What is expected: Find how many lines in the data below include the word "arrow", then write only that number.

Input rows:
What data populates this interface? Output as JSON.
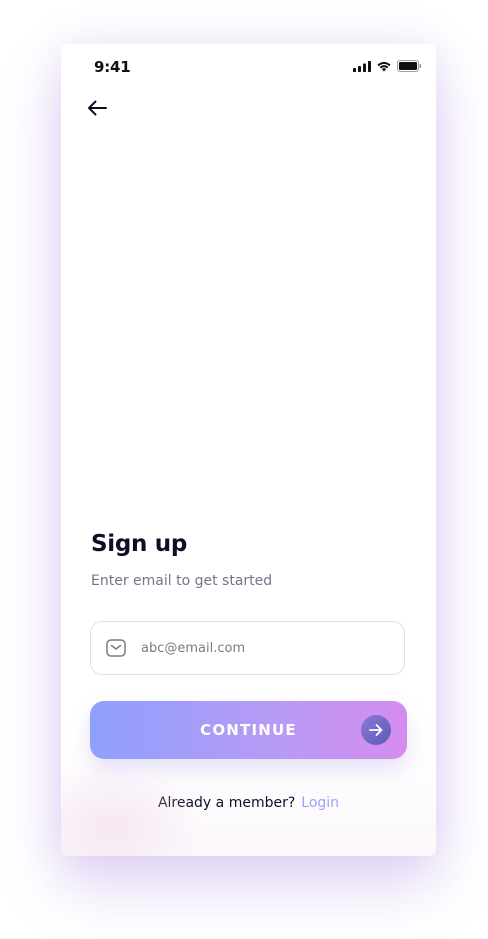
{
  "status_bar": {
    "time": "9:41",
    "icons": [
      "cellular-signal-icon",
      "wifi-icon",
      "battery-icon"
    ]
  },
  "nav": {
    "back_icon": "arrow-left-icon"
  },
  "signup": {
    "title": "Sign up",
    "subtitle": "Enter email to get started",
    "email_field": {
      "icon": "mail-icon",
      "placeholder": "abc@email.com",
      "value": ""
    },
    "continue_button": {
      "label": "CONTINUE",
      "icon": "arrow-right-icon"
    },
    "footer": {
      "text": "Already a member?",
      "link": "Login"
    }
  },
  "colors": {
    "title": "#120d26",
    "subtitle": "#747688",
    "button_gradient_start": "#8ea0fc",
    "button_gradient_end": "#d58cef",
    "link": "#9aa5f0"
  }
}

Answer to this exercise: 2